■ What is required
Your task is to quote the material that follows, in full and exactly.

[Data items]
+ + + +

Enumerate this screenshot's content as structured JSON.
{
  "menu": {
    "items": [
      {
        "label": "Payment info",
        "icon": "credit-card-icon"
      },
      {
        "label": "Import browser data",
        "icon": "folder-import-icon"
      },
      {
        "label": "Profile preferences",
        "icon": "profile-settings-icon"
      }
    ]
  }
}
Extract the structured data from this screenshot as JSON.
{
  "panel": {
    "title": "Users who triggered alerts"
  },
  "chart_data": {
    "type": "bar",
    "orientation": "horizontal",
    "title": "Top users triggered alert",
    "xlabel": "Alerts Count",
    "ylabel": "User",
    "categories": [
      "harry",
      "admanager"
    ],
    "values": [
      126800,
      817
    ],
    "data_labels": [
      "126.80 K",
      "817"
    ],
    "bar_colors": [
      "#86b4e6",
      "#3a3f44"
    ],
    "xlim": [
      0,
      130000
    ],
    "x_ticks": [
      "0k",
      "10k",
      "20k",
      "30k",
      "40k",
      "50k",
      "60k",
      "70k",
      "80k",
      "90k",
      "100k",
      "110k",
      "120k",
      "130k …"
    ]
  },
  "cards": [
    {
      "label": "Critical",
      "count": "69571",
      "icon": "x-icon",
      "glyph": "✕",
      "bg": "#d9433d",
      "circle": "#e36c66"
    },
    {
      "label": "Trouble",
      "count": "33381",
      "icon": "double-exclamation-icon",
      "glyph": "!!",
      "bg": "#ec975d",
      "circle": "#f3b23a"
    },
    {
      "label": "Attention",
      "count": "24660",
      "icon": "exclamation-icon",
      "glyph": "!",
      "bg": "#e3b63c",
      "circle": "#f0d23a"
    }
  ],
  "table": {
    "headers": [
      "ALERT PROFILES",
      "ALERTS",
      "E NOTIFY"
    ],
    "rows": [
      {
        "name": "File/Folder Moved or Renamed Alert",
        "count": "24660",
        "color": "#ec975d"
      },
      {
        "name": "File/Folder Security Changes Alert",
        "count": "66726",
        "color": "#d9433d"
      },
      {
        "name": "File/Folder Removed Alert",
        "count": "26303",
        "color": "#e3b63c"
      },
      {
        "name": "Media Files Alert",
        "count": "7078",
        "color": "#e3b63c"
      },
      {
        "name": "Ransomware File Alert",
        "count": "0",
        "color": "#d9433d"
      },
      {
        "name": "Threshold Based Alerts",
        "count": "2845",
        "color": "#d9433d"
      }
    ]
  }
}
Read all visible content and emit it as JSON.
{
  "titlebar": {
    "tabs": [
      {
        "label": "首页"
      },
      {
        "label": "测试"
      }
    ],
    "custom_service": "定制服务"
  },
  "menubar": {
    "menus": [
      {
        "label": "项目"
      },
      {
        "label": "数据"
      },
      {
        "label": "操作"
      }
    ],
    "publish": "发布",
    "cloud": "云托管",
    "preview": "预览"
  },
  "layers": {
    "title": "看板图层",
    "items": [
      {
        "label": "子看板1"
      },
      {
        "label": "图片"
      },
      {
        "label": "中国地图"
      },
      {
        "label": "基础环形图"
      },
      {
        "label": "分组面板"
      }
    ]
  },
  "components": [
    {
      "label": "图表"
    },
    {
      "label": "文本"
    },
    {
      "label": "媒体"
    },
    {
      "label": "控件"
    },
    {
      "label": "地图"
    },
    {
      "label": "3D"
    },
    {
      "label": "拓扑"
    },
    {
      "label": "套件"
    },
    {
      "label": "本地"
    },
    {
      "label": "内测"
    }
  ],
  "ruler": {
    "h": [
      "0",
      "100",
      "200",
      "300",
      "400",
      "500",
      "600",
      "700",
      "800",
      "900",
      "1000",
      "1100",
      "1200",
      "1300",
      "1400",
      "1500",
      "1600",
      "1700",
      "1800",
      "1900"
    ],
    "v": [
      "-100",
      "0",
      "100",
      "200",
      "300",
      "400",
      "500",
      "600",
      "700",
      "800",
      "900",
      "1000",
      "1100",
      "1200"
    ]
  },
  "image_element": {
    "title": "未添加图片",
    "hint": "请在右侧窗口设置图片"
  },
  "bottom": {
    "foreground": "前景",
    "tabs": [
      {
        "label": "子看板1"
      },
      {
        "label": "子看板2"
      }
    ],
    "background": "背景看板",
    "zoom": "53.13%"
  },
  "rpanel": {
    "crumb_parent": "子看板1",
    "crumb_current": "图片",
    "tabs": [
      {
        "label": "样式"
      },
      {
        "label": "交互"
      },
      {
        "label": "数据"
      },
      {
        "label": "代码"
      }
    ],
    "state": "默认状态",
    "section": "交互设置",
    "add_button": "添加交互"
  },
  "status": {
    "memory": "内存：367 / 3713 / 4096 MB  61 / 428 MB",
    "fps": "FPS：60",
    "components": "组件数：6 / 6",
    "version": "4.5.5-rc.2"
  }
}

+ + + +

■ In response
Enumerate this screenshot's content as structured JSON.
{
  "menu": {
    "items": [
      {
        "label": "Payment info",
        "icon": "credit-card-icon"
      },
      {
        "label": "Import browser data",
        "icon": "folder-import-icon"
      },
      {
        "label": "Profile preferences",
        "icon": "profile-settings-icon"
      }
    ]
  }
}
Extract the structured data from this screenshot as JSON.
{
  "panel": {
    "title": "Users who triggered alerts"
  },
  "chart_data": {
    "type": "bar",
    "orientation": "horizontal",
    "title": "Top users triggered alert",
    "xlabel": "Alerts Count",
    "ylabel": "User",
    "categories": [
      "harry",
      "admanager"
    ],
    "values": [
      126800,
      817
    ],
    "data_labels": [
      "126.80 K",
      "817"
    ],
    "bar_colors": [
      "#86b4e6",
      "#3a3f44"
    ],
    "xlim": [
      0,
      130000
    ],
    "x_ticks": [
      "0k",
      "10k",
      "20k",
      "30k",
      "40k",
      "50k",
      "60k",
      "70k",
      "80k",
      "90k",
      "100k",
      "110k",
      "120k",
      "130k …"
    ]
  },
  "cards": [
    {
      "label": "Critical",
      "count": "69571",
      "icon": "x-icon",
      "glyph": "✕",
      "bg": "#d9433d",
      "circle": "#e36c66"
    },
    {
      "label": "Trouble",
      "count": "33381",
      "icon": "double-exclamation-icon",
      "glyph": "!!",
      "bg": "#ec975d",
      "circle": "#f3b23a"
    },
    {
      "label": "Attention",
      "count": "24660",
      "icon": "exclamation-icon",
      "glyph": "!",
      "bg": "#e3b63c",
      "circle": "#f0d23a"
    }
  ],
  "table": {
    "headers": [
      "ALERT PROFILES",
      "ALERTS",
      "E NOTIFY"
    ],
    "rows": [
      {
        "name": "File/Folder Moved or Renamed Alert",
        "count": "24660",
        "color": "#ec975d"
      },
      {
        "name": "File/Folder Security Changes Alert",
        "count": "66726",
        "color": "#d9433d"
      },
      {
        "name": "File/Folder Removed Alert",
        "count": "26303",
        "color": "#e3b63c"
      },
      {
        "name": "Media Files Alert",
        "count": "7078",
        "color": "#e3b63c"
      },
      {
        "name": "Ransomware File Alert",
        "count": "0",
        "color": "#d9433d"
      },
      {
        "name": "Threshold Based Alerts",
        "count": "2845",
        "color": "#d9433d"
      }
    ]
  }
}
Read all visible content and emit it as JSON.
{
  "titlebar": {
    "tabs": [
      {
        "label": "首页"
      },
      {
        "label": "测试"
      }
    ],
    "custom_service": "定制服务"
  },
  "menubar": {
    "menus": [
      {
        "label": "项目"
      },
      {
        "label": "数据"
      },
      {
        "label": "操作"
      }
    ],
    "publish": "发布",
    "cloud": "云托管",
    "preview": "预览"
  },
  "layers": {
    "title": "看板图层",
    "items": [
      {
        "label": "子看板1"
      },
      {
        "label": "图片"
      },
      {
        "label": "中国地图"
      },
      {
        "label": "基础环形图"
      },
      {
        "label": "分组面板"
      }
    ]
  },
  "components": [
    {
      "label": "图表"
    },
    {
      "label": "文本"
    },
    {
      "label": "媒体"
    },
    {
      "label": "控件"
    },
    {
      "label": "地图"
    },
    {
      "label": "3D"
    },
    {
      "label": "拓扑"
    },
    {
      "label": "套件"
    },
    {
      "label": "本地"
    },
    {
      "label": "内测"
    }
  ],
  "ruler": {
    "h": [
      "0",
      "100",
      "200",
      "300",
      "400",
      "500",
      "600",
      "700",
      "800",
      "900",
      "1000",
      "1100",
      "1200",
      "1300",
      "1400",
      "1500",
      "1600",
      "1700",
      "1800",
      "1900"
    ],
    "v": [
      "-100",
      "0",
      "100",
      "200",
      "300",
      "400",
      "500",
      "600",
      "700",
      "800",
      "900",
      "1000",
      "1100",
      "1200"
    ]
  },
  "image_element": {
    "title": "未添加图片",
    "hint": "请在右侧窗口设置图片"
  },
  "bottom": {
    "foreground": "前景",
    "tabs": [
      {
        "label": "子看板1"
      },
      {
        "label": "子看板2"
      }
    ],
    "background": "背景看板",
    "zoom": "53.13%"
  },
  "rpanel": {
    "crumb_parent": "子看板1",
    "crumb_current": "图片",
    "tabs": [
      {
        "label": "样式"
      },
      {
        "label": "交互"
      },
      {
        "label": "数据"
      },
      {
        "label": "代码"
      }
    ],
    "state": "默认状态",
    "section": "交互设置",
    "add_button": "添加交互"
  },
  "status": {
    "memory": "内存：367 / 3713 / 4096 MB  61 / 428 MB",
    "fps": "FPS：60",
    "components": "组件数：6 / 6",
    "version": "4.5.5-rc.2"
  }
}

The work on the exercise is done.